# START OF Information shown
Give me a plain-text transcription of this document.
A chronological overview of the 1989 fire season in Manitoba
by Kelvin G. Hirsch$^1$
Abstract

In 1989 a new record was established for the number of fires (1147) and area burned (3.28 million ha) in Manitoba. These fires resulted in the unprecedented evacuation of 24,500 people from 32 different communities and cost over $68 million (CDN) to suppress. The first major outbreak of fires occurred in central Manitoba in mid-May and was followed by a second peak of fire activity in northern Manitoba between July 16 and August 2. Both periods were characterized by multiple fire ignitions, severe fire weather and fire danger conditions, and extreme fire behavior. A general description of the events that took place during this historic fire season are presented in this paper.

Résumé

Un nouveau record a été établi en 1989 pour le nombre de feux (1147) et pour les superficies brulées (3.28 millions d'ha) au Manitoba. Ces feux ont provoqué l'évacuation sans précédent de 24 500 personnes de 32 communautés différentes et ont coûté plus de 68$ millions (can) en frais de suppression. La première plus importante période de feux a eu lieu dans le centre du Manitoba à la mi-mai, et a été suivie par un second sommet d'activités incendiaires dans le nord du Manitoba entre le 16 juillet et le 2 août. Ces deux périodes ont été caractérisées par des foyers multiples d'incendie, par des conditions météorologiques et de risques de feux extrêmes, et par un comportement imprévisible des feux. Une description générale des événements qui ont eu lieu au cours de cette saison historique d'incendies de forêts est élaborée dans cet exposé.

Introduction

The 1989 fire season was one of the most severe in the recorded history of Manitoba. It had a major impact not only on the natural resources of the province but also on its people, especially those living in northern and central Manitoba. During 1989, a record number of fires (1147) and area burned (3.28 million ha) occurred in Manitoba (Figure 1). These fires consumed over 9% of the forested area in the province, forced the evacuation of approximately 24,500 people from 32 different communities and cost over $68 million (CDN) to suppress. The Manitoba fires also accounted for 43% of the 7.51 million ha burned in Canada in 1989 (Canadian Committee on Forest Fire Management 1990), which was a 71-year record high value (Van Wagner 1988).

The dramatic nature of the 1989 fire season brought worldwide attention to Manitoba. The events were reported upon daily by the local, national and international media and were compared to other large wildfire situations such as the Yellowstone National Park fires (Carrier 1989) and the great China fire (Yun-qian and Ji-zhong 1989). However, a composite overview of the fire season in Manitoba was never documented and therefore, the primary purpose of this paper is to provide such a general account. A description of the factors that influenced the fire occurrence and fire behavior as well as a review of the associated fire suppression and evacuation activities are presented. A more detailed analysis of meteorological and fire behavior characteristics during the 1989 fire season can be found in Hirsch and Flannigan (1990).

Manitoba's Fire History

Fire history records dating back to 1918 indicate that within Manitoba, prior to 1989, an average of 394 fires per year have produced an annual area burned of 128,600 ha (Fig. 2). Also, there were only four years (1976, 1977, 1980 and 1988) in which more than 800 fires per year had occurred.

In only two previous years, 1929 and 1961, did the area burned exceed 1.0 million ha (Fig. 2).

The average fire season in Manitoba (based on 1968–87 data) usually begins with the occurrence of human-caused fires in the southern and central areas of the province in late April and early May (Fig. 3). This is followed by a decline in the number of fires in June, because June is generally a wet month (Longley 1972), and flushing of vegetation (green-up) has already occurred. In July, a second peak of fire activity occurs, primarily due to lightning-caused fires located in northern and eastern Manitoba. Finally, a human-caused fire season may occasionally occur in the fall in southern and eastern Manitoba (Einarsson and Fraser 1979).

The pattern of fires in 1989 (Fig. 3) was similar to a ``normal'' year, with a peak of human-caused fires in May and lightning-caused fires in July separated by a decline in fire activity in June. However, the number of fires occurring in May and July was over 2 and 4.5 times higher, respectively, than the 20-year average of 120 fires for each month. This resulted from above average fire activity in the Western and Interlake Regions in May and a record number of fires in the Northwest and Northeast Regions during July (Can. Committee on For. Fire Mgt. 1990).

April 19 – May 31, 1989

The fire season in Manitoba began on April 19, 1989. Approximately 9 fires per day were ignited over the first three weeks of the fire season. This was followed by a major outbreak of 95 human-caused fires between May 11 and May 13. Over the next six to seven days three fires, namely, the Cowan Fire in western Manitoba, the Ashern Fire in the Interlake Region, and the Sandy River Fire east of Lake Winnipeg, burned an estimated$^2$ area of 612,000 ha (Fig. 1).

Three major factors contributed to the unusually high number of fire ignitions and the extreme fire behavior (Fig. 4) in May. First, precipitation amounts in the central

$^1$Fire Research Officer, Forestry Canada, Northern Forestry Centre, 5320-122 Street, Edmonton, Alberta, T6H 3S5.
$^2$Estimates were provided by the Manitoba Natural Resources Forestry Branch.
# END OF Information shown
# START OF Information shown
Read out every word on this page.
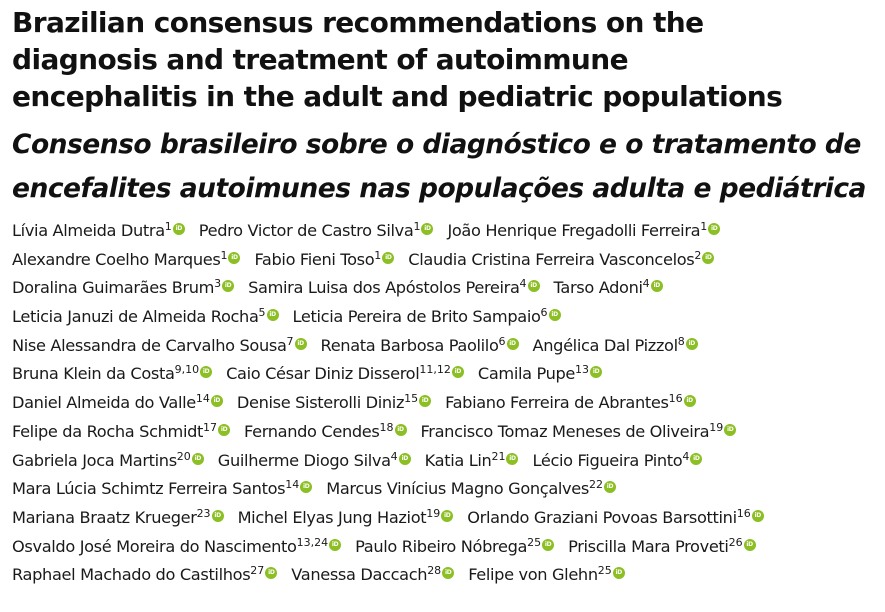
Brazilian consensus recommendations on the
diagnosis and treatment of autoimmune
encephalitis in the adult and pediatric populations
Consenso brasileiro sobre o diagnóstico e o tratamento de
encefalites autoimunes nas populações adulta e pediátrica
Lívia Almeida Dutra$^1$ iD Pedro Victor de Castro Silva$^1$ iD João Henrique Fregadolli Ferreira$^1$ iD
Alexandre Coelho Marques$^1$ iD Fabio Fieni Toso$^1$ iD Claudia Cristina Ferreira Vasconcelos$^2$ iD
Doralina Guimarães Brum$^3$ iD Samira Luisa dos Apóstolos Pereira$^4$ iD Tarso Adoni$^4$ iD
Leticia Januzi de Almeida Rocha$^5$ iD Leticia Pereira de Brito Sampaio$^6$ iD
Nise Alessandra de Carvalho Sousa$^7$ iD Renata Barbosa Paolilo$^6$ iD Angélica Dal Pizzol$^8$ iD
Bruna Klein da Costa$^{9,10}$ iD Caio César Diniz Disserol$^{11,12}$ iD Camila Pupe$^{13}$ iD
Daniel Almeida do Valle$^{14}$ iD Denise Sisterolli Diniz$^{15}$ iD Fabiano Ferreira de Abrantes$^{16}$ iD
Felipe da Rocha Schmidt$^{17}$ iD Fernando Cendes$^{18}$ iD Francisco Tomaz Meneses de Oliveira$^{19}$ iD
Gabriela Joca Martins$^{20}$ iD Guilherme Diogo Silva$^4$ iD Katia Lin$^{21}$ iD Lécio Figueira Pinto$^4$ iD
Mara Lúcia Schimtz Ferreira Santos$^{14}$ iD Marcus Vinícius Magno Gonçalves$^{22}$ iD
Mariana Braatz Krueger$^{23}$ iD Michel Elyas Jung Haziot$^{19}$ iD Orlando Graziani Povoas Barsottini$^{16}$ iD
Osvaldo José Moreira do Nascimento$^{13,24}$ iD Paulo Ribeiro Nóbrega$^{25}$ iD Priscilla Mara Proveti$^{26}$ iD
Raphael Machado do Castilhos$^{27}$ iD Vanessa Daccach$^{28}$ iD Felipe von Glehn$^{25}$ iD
# END OF Information shown
# START OF Information shown
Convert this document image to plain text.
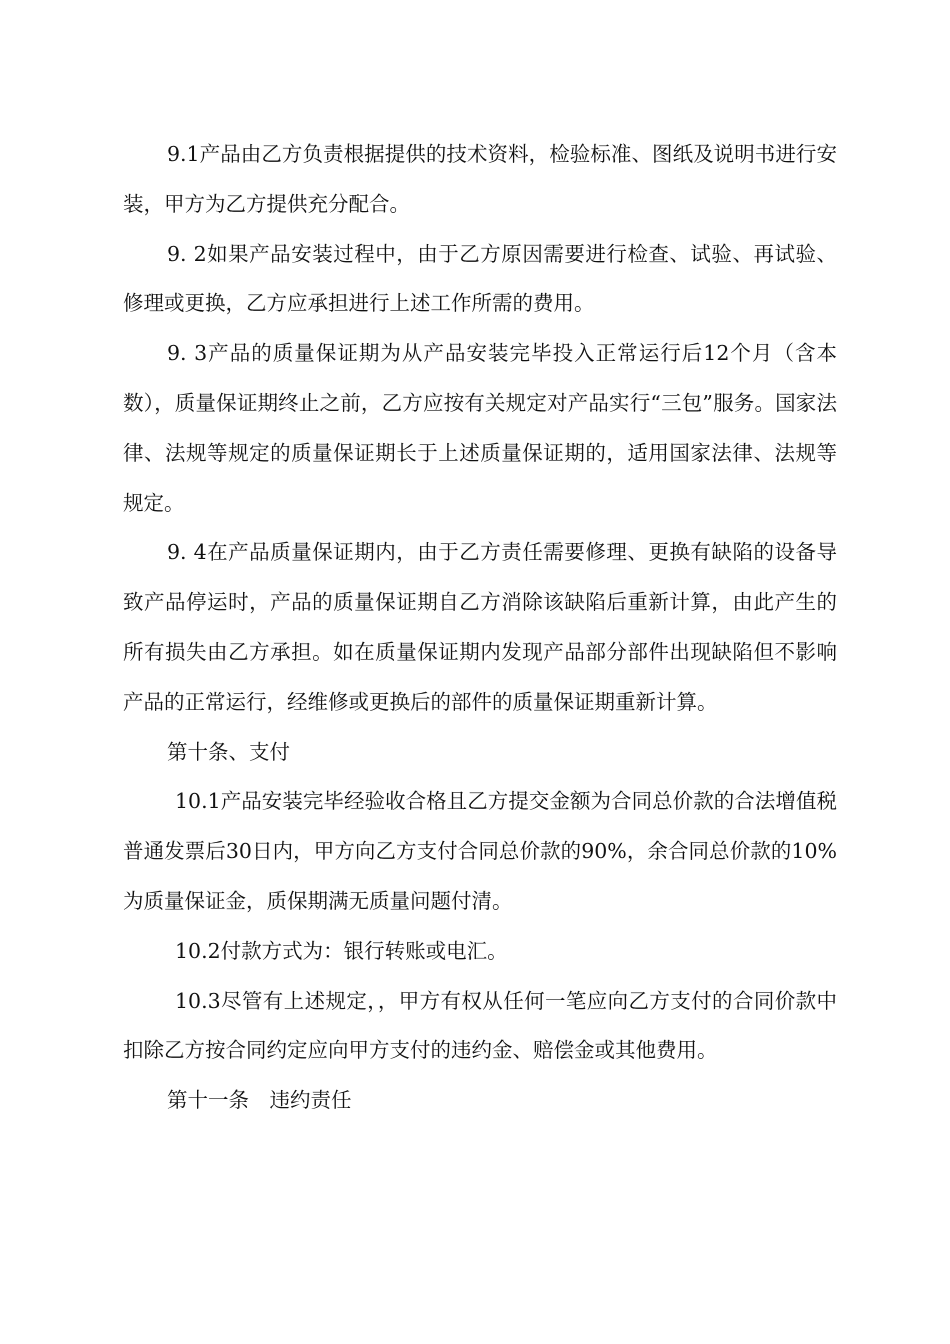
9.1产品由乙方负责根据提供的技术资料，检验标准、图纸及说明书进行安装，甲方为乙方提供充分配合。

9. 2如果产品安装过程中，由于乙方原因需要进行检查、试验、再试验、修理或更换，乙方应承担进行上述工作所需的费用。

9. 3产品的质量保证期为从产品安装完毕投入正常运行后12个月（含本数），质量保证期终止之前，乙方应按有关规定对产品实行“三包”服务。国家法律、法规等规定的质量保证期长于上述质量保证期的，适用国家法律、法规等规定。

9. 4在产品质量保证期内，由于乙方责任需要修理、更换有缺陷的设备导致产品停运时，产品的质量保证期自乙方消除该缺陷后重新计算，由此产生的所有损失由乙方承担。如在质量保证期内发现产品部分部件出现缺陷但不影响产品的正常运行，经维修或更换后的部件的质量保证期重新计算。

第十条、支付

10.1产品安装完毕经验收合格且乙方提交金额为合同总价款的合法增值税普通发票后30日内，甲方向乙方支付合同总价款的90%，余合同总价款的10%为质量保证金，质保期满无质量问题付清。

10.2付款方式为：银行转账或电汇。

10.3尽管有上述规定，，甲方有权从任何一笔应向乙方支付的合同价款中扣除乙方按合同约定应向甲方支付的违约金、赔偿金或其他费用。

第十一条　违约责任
# END OF Information shown
Out of the material above, select every line that holds the string "Pereira".

Doralina Guimarães Brum$^3$ iD Samira Luisa dos Apóstolos Pereira$^4$ iD Tarso Adoni$^4$ iD
Leticia Januzi de Almeida Rocha$^5$ iD Leticia Pereira de Brito Sampaio$^6$ iD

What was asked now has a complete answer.